=== Directions for this task ===
Gather up every line that includes the string "Length".

━━━━━ Working data

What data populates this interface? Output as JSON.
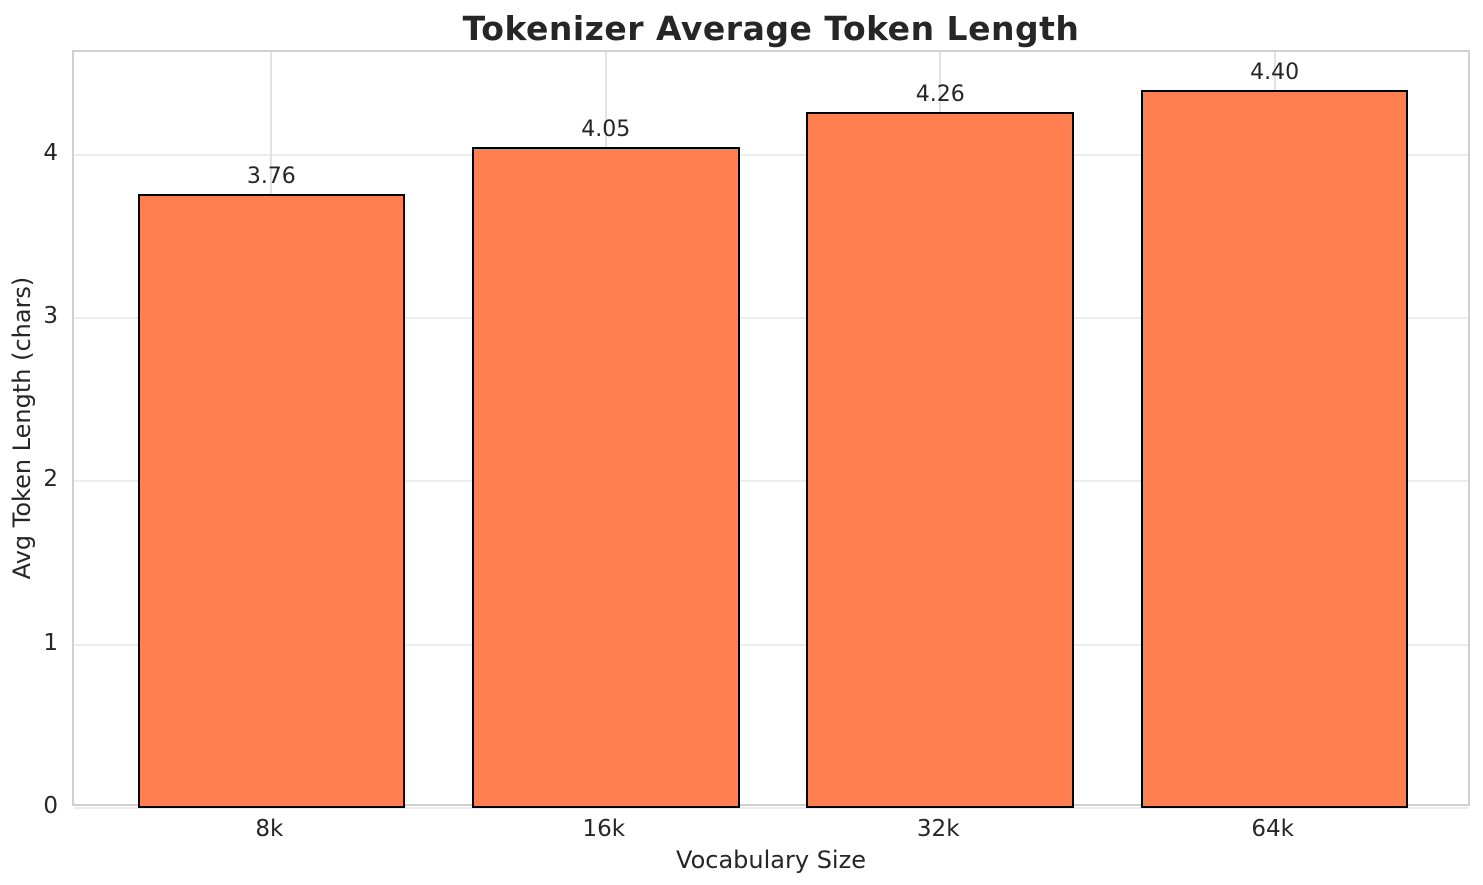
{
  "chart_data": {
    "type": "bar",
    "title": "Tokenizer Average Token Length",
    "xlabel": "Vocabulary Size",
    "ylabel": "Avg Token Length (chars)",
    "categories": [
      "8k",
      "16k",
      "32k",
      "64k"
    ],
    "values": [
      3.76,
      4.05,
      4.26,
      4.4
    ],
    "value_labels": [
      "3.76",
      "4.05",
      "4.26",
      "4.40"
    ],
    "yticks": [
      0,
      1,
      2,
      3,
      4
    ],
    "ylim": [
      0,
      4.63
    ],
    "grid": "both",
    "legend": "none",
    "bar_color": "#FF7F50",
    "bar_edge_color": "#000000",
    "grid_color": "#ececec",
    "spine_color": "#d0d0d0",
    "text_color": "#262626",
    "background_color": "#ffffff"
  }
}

━━━━━━━━━━

=== Task solution ===
    "title": "Tokenizer Average Token Length",
    "ylabel": "Avg Token Length (chars)",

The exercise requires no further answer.